* _Required work_: Go through the data below. List every line that holds the word "Hakan".

* _Records to process_:
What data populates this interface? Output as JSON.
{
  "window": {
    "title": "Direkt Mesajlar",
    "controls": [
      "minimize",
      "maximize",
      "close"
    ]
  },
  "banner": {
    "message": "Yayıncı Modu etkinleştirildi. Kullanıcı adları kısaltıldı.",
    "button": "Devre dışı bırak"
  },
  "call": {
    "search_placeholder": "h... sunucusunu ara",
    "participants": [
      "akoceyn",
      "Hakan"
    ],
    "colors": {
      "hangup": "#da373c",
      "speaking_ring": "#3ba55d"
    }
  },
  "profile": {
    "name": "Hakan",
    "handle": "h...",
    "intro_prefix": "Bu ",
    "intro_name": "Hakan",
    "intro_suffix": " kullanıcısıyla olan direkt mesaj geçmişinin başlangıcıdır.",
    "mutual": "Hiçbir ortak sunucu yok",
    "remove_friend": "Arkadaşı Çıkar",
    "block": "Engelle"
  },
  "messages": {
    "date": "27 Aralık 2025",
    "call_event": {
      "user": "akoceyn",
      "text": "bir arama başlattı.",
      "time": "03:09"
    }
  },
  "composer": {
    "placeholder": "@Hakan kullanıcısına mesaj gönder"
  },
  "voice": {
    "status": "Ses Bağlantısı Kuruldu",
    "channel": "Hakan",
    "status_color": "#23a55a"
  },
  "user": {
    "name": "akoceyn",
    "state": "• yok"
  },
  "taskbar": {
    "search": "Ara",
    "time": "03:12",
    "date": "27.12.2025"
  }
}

* _Response to this task_:
      "Hakan"
    "name": "Hakan",
    "intro_name": "Hakan",
    "placeholder": "@Hakan kullanıcısına mesaj gönder"
    "channel": "Hakan",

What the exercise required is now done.